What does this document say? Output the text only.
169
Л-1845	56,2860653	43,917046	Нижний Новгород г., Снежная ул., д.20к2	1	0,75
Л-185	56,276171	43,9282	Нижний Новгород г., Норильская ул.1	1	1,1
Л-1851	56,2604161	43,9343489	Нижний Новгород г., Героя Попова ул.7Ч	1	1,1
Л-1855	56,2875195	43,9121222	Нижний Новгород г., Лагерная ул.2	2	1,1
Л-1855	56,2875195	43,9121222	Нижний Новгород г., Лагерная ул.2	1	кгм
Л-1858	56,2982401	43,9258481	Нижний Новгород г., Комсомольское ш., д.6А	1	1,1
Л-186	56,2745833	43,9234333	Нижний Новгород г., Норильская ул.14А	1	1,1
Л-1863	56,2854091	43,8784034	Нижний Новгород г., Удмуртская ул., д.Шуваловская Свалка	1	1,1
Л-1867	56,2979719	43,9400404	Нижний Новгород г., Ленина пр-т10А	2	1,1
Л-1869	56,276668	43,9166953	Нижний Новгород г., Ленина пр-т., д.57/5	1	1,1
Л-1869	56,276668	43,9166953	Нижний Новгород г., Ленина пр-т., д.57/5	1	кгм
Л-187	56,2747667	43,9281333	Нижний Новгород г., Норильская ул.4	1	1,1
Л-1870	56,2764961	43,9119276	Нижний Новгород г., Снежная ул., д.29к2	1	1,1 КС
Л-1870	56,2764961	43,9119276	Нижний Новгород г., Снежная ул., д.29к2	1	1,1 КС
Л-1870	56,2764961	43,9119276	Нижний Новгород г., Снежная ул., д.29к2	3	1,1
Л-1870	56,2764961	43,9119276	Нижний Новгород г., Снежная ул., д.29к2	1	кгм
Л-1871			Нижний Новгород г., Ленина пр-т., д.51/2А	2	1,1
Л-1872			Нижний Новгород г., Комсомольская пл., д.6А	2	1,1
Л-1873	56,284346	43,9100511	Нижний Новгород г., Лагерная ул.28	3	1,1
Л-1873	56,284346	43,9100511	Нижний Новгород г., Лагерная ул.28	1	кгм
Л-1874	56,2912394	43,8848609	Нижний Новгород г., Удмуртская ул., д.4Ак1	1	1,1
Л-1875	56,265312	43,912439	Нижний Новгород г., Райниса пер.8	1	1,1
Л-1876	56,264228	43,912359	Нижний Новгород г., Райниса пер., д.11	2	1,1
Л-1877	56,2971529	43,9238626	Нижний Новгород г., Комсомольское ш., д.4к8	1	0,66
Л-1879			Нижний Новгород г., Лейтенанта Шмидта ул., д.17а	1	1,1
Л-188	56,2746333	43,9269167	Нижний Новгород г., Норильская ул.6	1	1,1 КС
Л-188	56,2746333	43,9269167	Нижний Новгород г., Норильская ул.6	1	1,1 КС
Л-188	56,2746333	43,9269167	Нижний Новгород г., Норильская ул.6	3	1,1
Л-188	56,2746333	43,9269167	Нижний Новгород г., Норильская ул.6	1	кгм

Exercise task ::
Out of the material above, gather each line where "Лагерная" appears.

Problem solution ::
Л-1855	56,2875195	43,9121222	Нижний Новгород г., Лагерная ул.2	2	1,1
Л-1855	56,2875195	43,9121222	Нижний Новгород г., Лагерная ул.2	1	кгм
Л-1873	56,284346	43,9100511	Нижний Новгород г., Лагерная ул.28	3	1,1
Л-1873	56,284346	43,9100511	Нижний Новгород г., Лагерная ул.28	1	кгм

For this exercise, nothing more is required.